━━ DATA PROVIDED ━━
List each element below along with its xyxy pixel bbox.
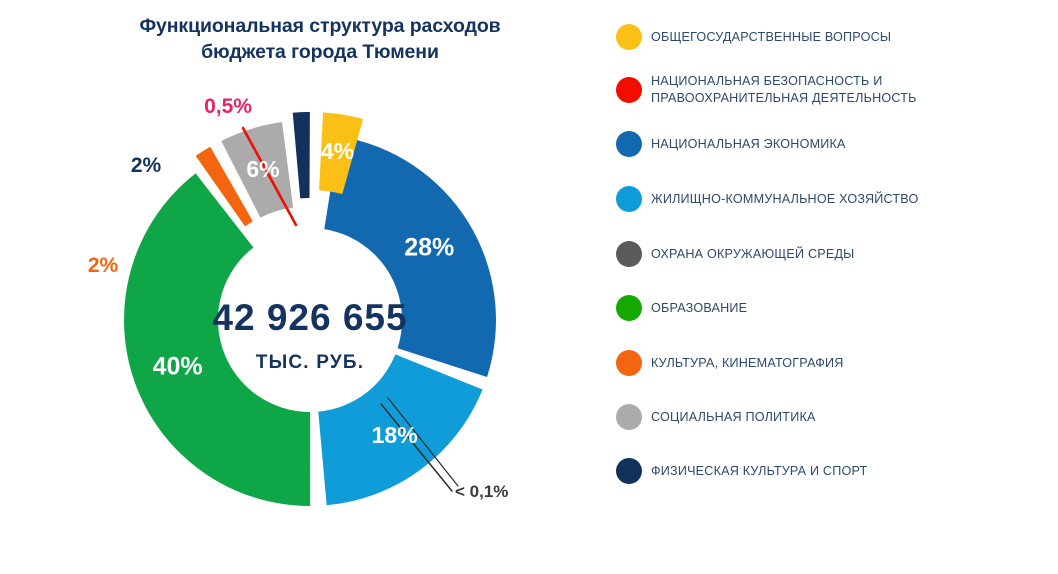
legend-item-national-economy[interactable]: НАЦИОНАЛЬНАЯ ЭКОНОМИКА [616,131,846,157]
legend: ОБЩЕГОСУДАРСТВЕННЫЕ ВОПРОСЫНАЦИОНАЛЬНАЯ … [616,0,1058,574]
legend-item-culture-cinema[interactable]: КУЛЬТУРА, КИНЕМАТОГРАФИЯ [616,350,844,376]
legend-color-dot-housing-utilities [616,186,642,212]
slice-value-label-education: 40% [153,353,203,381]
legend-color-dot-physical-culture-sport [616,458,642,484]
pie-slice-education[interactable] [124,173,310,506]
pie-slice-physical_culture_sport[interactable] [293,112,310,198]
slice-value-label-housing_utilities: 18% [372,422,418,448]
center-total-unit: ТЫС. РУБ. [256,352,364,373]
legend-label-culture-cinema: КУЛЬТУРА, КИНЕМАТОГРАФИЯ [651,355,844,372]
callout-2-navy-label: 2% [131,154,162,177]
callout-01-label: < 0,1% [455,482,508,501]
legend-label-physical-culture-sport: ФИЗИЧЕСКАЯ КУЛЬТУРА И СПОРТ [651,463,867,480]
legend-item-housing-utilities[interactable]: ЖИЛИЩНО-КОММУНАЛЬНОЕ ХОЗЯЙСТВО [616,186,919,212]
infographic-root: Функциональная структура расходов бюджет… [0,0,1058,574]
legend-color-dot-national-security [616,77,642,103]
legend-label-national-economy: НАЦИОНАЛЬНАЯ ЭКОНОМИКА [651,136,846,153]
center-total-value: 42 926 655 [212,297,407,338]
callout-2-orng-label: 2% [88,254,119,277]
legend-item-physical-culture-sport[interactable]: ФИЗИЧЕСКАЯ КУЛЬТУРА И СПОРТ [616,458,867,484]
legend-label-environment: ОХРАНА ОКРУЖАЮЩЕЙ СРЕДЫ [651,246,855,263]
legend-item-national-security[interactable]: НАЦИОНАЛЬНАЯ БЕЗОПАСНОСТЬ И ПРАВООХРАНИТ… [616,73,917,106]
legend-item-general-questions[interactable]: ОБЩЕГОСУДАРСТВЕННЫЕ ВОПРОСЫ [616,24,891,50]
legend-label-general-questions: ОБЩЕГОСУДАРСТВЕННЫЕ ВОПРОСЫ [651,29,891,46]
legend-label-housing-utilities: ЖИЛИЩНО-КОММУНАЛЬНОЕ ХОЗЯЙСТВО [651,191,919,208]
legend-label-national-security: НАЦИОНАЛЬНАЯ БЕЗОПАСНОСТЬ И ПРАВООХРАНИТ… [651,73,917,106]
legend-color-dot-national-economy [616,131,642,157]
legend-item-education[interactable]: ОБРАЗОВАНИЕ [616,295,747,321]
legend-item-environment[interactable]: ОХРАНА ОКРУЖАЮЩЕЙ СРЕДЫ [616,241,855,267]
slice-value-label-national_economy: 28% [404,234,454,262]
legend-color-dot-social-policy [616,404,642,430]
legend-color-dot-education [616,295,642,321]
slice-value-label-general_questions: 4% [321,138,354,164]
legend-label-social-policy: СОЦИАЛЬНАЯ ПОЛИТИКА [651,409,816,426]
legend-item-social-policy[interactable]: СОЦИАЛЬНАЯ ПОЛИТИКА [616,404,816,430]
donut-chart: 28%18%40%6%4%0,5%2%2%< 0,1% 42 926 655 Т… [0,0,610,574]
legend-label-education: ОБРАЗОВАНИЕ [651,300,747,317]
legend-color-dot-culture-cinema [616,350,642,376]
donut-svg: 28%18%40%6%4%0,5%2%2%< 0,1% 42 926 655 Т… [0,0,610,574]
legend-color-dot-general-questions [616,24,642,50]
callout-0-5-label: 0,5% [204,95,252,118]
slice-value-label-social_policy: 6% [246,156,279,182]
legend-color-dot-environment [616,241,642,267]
━━━
| DIRECTION |
Reproduce verbatim the lines from the one containing "НАЦИОНАЛЬНАЯ ЭКОНОМИКА [616,131,846,157]" through the one containing "ЖИЛИЩНО-КОММУНАЛЬНОЕ ХОЗЯЙСТВО [616,186,919,212]", including both of those lines.

| FINAL RESULT |
legend-item-national-economy[interactable]: НАЦИОНАЛЬНАЯ ЭКОНОМИКА [616,131,846,157]
legend: ОБЩЕГОСУДАРСТВЕННЫЕ ВОПРОСЫНАЦИОНАЛЬНАЯ … [616,0,1058,574]
legend-item-culture-cinema[interactable]: КУЛЬТУРА, КИНЕМАТОГРАФИЯ [616,350,844,376]
legend-color-dot-housing-utilities [616,186,642,212]
slice-value-label-education: 40% [153,353,203,381]
legend-color-dot-physical-culture-sport [616,458,642,484]
pie-slice-education[interactable] [124,173,310,506]
pie-slice-physical_culture_sport[interactable] [293,112,310,198]
slice-value-label-housing_utilities: 18% [372,422,418,448]
center-total-unit: ТЫС. РУБ. [256,352,364,373]
legend-label-culture-cinema: КУЛЬТУРА, КИНЕМАТОГРАФИЯ [651,355,844,372]
callout-2-navy-label: 2% [131,154,162,177]
callout-01-label: < 0,1% [455,482,508,501]
legend-label-physical-culture-sport: ФИЗИЧЕСКАЯ КУЛЬТУРА И СПОРТ [651,463,867,480]
legend-item-housing-utilities[interactable]: ЖИЛИЩНО-КОММУНАЛЬНОЕ ХОЗЯЙСТВО [616,186,919,212]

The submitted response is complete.